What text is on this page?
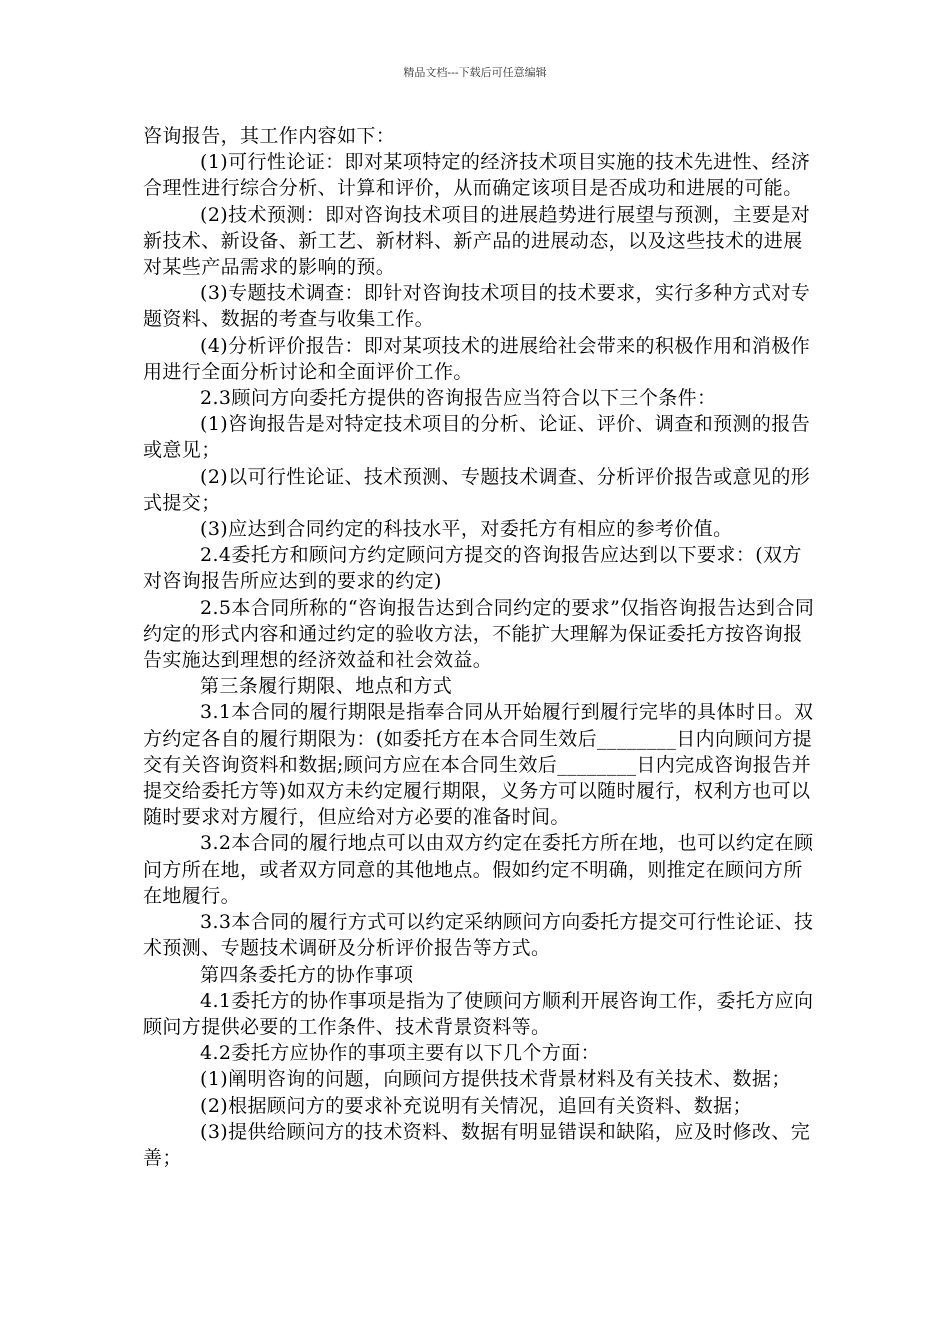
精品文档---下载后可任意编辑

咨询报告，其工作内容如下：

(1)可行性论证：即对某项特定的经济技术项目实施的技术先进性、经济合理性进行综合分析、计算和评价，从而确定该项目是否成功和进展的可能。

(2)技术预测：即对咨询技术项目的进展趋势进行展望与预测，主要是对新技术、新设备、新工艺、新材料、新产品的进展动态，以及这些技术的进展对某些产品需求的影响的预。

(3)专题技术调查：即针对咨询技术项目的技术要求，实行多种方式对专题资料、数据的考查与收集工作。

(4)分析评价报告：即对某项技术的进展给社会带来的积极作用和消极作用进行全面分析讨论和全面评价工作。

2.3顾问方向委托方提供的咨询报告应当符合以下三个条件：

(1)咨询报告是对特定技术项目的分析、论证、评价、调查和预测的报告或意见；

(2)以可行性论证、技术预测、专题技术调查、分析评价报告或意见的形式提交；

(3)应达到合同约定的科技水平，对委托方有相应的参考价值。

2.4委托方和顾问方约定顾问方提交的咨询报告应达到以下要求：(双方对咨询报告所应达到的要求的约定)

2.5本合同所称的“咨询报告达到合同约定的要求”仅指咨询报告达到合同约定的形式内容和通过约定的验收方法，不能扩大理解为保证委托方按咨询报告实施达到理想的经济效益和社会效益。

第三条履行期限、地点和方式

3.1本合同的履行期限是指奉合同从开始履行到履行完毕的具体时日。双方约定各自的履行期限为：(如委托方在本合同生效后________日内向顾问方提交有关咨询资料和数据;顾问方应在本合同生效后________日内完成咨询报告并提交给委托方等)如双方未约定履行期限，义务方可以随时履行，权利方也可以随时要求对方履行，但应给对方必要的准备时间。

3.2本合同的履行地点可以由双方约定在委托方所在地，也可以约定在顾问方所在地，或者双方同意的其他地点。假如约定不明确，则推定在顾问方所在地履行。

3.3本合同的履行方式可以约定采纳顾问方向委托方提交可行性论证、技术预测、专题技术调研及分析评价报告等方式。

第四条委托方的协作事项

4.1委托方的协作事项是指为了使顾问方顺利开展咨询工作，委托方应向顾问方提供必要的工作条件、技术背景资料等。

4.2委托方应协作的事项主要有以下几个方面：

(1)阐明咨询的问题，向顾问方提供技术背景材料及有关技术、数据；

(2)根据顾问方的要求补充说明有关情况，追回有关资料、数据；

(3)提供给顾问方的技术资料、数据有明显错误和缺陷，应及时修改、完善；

--

• _Aim of the task_
Quote the records above exactly, leaving out any pictures.

• _Exercise response_
What text is on this page?
精品文档---下载后可任意编辑

咨询报告，其工作内容如下：

(1)可行性论证：即对某项特定的经济技术项目实施的技术先进性、经济合理性进行综合分析、计算和评价，从而确定该项目是否成功和进展的可能。

(2)技术预测：即对咨询技术项目的进展趋势进行展望与预测，主要是对新技术、新设备、新工艺、新材料、新产品的进展动态，以及这些技术的进展对某些产品需求的影响的预。

(3)专题技术调查：即针对咨询技术项目的技术要求，实行多种方式对专题资料、数据的考查与收集工作。

(4)分析评价报告：即对某项技术的进展给社会带来的积极作用和消极作用进行全面分析讨论和全面评价工作。

2.3顾问方向委托方提供的咨询报告应当符合以下三个条件：

(1)咨询报告是对特定技术项目的分析、论证、评价、调查和预测的报告或意见；

(2)以可行性论证、技术预测、专题技术调查、分析评价报告或意见的形式提交；

(3)应达到合同约定的科技水平，对委托方有相应的参考价值。

2.4委托方和顾问方约定顾问方提交的咨询报告应达到以下要求：(双方对咨询报告所应达到的要求的约定)

2.5本合同所称的“咨询报告达到合同约定的要求”仅指咨询报告达到合同约定的形式内容和通过约定的验收方法，不能扩大理解为保证委托方按咨询报告实施达到理想的经济效益和社会效益。

第三条履行期限、地点和方式

3.1本合同的履行期限是指奉合同从开始履行到履行完毕的具体时日。双方约定各自的履行期限为：(如委托方在本合同生效后________日内向顾问方提交有关咨询资料和数据;顾问方应在本合同生效后________日内完成咨询报告并提交给委托方等)如双方未约定履行期限，义务方可以随时履行，权利方也可以随时要求对方履行，但应给对方必要的准备时间。

3.2本合同的履行地点可以由双方约定在委托方所在地，也可以约定在顾问方所在地，或者双方同意的其他地点。假如约定不明确，则推定在顾问方所在地履行。

3.3本合同的履行方式可以约定采纳顾问方向委托方提交可行性论证、技术预测、专题技术调研及分析评价报告等方式。

第四条委托方的协作事项

4.1委托方的协作事项是指为了使顾问方顺利开展咨询工作，委托方应向顾问方提供必要的工作条件、技术背景资料等。

4.2委托方应协作的事项主要有以下几个方面：

(1)阐明咨询的问题，向顾问方提供技术背景材料及有关技术、数据；

(2)根据顾问方的要求补充说明有关情况，追回有关资料、数据；

(3)提供给顾问方的技术资料、数据有明显错误和缺陷，应及时修改、完善；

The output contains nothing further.